GIVEN REQUEST = Write out the full listing again, exactly as it stands.

MATERIAL SHOWN =
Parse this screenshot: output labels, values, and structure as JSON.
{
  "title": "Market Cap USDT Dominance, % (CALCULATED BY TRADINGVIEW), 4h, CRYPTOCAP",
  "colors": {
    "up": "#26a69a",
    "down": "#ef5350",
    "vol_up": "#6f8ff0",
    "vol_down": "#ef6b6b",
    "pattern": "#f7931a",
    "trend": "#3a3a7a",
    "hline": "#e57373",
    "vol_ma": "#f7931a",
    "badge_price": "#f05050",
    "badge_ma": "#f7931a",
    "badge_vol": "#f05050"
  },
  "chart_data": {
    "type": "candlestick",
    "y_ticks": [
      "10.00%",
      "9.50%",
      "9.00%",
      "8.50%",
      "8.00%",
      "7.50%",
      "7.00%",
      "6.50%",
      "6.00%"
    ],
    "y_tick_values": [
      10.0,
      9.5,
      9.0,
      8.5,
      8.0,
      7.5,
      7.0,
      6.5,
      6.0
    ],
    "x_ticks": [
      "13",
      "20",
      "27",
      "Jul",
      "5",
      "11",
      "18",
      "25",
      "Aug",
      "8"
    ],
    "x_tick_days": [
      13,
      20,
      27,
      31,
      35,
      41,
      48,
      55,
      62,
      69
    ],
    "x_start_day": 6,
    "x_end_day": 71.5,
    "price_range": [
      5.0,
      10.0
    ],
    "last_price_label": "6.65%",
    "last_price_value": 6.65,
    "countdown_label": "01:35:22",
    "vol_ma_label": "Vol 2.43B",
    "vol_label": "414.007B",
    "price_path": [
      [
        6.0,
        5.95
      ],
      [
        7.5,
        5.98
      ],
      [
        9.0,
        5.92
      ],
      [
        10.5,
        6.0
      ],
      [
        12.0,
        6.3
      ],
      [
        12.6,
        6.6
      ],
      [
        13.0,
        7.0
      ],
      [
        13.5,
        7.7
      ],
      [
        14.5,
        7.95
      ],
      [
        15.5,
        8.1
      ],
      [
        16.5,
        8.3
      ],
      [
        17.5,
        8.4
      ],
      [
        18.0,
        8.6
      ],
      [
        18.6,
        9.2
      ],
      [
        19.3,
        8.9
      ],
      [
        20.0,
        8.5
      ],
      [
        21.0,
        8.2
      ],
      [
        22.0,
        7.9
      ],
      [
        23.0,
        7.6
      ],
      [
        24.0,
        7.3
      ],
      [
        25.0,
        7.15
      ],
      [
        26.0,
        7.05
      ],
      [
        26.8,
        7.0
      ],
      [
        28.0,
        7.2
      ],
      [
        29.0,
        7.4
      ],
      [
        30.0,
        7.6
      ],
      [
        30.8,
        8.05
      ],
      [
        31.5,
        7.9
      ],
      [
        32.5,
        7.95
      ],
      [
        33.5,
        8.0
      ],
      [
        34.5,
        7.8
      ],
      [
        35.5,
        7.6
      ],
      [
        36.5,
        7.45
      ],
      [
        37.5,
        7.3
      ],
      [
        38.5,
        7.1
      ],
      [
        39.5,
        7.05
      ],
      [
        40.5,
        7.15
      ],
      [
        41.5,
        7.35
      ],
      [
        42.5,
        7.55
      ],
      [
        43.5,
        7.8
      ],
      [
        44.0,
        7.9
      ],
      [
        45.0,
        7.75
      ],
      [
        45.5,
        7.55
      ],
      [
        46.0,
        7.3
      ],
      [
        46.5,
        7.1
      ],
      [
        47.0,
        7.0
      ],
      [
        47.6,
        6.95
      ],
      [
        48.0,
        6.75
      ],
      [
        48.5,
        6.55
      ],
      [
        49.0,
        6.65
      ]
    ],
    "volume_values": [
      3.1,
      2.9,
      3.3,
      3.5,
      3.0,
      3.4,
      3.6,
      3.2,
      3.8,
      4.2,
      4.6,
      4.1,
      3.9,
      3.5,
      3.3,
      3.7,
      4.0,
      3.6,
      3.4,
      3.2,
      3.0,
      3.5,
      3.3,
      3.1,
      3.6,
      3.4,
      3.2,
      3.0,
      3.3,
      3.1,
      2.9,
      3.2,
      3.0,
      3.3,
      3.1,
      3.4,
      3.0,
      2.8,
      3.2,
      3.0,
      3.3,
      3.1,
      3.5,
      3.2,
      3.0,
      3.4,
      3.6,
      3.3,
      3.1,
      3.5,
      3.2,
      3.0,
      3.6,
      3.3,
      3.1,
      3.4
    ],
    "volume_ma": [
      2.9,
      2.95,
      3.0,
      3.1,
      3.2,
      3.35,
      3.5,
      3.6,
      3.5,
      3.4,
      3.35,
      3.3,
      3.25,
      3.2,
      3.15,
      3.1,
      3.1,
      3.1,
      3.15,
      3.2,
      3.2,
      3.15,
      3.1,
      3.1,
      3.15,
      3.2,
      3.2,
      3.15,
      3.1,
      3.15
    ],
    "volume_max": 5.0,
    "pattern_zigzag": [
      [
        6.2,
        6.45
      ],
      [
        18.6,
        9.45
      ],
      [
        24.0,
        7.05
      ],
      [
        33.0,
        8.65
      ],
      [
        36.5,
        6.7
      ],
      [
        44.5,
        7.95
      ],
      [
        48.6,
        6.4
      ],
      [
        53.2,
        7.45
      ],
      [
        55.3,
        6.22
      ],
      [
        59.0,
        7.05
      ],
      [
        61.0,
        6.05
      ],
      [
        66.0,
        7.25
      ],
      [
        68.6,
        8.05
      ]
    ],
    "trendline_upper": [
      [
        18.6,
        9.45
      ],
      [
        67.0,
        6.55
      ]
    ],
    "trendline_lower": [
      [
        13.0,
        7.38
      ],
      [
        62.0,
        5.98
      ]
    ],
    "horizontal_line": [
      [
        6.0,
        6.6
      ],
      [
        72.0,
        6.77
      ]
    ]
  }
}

SOLVED EXERCISE =
Parse this screenshot: output labels, values, and structure as JSON.
{
  "title": "Market Cap USDT Dominance, % (CALCULATED BY TRADINGVIEW), 4h, CRYPTOCAP",
  "colors": {
    "up": "#26a69a",
    "down": "#ef5350",
    "vol_up": "#6f8ff0",
    "vol_down": "#ef6b6b",
    "pattern": "#f7931a",
    "trend": "#3a3a7a",
    "hline": "#e57373",
    "vol_ma": "#f7931a",
    "badge_price": "#f05050",
    "badge_ma": "#f7931a",
    "badge_vol": "#f05050"
  },
  "chart_data": {
    "type": "candlestick",
    "y_ticks": [
      "10.00%",
      "9.50%",
      "9.00%",
      "8.50%",
      "8.00%",
      "7.50%",
      "7.00%",
      "6.50%",
      "6.00%"
    ],
    "y_tick_values": [
      10.0,
      9.5,
      9.0,
      8.5,
      8.0,
      7.5,
      7.0,
      6.5,
      6.0
    ],
    "x_ticks": [
      "13",
      "20",
      "27",
      "Jul",
      "5",
      "11",
      "18",
      "25",
      "Aug",
      "8"
    ],
    "x_tick_days": [
      13,
      20,
      27,
      31,
      35,
      41,
      48,
      55,
      62,
      69
    ],
    "x_start_day": 6,
    "x_end_day": 71.5,
    "price_range": [
      5.0,
      10.0
    ],
    "last_price_label": "6.65%",
    "last_price_value": 6.65,
    "countdown_label": "01:35:22",
    "vol_ma_label": "Vol 2.43B",
    "vol_label": "414.007B",
    "price_path": [
      [
        6.0,
        5.95
      ],
      [
        7.5,
        5.98
      ],
      [
        9.0,
        5.92
      ],
      [
        10.5,
        6.0
      ],
      [
        12.0,
        6.3
      ],
      [
        12.6,
        6.6
      ],
      [
        13.0,
        7.0
      ],
      [
        13.5,
        7.7
      ],
      [
        14.5,
        7.95
      ],
      [
        15.5,
        8.1
      ],
      [
        16.5,
        8.3
      ],
      [
        17.5,
        8.4
      ],
      [
        18.0,
        8.6
      ],
      [
        18.6,
        9.2
      ],
      [
        19.3,
        8.9
      ],
      [
        20.0,
        8.5
      ],
      [
        21.0,
        8.2
      ],
      [
        22.0,
        7.9
      ],
      [
        23.0,
        7.6
      ],
      [
        24.0,
        7.3
      ],
      [
        25.0,
        7.15
      ],
      [
        26.0,
        7.05
      ],
      [
        26.8,
        7.0
      ],
      [
        28.0,
        7.2
      ],
      [
        29.0,
        7.4
      ],
      [
        30.0,
        7.6
      ],
      [
        30.8,
        8.05
      ],
      [
        31.5,
        7.9
      ],
      [
        32.5,
        7.95
      ],
      [
        33.5,
        8.0
      ],
      [
        34.5,
        7.8
      ],
      [
        35.5,
        7.6
      ],
      [
        36.5,
        7.45
      ],
      [
        37.5,
        7.3
      ],
      [
        38.5,
        7.1
      ],
      [
        39.5,
        7.05
      ],
      [
        40.5,
        7.15
      ],
      [
        41.5,
        7.35
      ],
      [
        42.5,
        7.55
      ],
      [
        43.5,
        7.8
      ],
      [
        44.0,
        7.9
      ],
      [
        45.0,
        7.75
      ],
      [
        45.5,
        7.55
      ],
      [
        46.0,
        7.3
      ],
      [
        46.5,
        7.1
      ],
      [
        47.0,
        7.0
      ],
      [
        47.6,
        6.95
      ],
      [
        48.0,
        6.75
      ],
      [
        48.5,
        6.55
      ],
      [
        49.0,
        6.65
      ]
    ],
    "volume_values": [
      3.1,
      2.9,
      3.3,
      3.5,
      3.0,
      3.4,
      3.6,
      3.2,
      3.8,
      4.2,
      4.6,
      4.1,
      3.9,
      3.5,
      3.3,
      3.7,
      4.0,
      3.6,
      3.4,
      3.2,
      3.0,
      3.5,
      3.3,
      3.1,
      3.6,
      3.4,
      3.2,
      3.0,
      3.3,
      3.1,
      2.9,
      3.2,
      3.0,
      3.3,
      3.1,
      3.4,
      3.0,
      2.8,
      3.2,
      3.0,
      3.3,
      3.1,
      3.5,
      3.2,
      3.0,
      3.4,
      3.6,
      3.3,
      3.1,
      3.5,
      3.2,
      3.0,
      3.6,
      3.3,
      3.1,
      3.4
    ],
    "volume_ma": [
      2.9,
      2.95,
      3.0,
      3.1,
      3.2,
      3.35,
      3.5,
      3.6,
      3.5,
      3.4,
      3.35,
      3.3,
      3.25,
      3.2,
      3.15,
      3.1,
      3.1,
      3.1,
      3.15,
      3.2,
      3.2,
      3.15,
      3.1,
      3.1,
      3.15,
      3.2,
      3.2,
      3.15,
      3.1,
      3.15
    ],
    "volume_max": 5.0,
    "pattern_zigzag": [
      [
        6.2,
        6.45
      ],
      [
        18.6,
        9.45
      ],
      [
        24.0,
        7.05
      ],
      [
        33.0,
        8.65
      ],
      [
        36.5,
        6.7
      ],
      [
        44.5,
        7.95
      ],
      [
        48.6,
        6.4
      ],
      [
        53.2,
        7.45
      ],
      [
        55.3,
        6.22
      ],
      [
        59.0,
        7.05
      ],
      [
        61.0,
        6.05
      ],
      [
        66.0,
        7.25
      ],
      [
        68.6,
        8.05
      ]
    ],
    "trendline_upper": [
      [
        18.6,
        9.45
      ],
      [
        67.0,
        6.55
      ]
    ],
    "trendline_lower": [
      [
        13.0,
        7.38
      ],
      [
        62.0,
        5.98
      ]
    ],
    "horizontal_line": [
      [
        6.0,
        6.6
      ],
      [
        72.0,
        6.77
      ]
    ]
  }
}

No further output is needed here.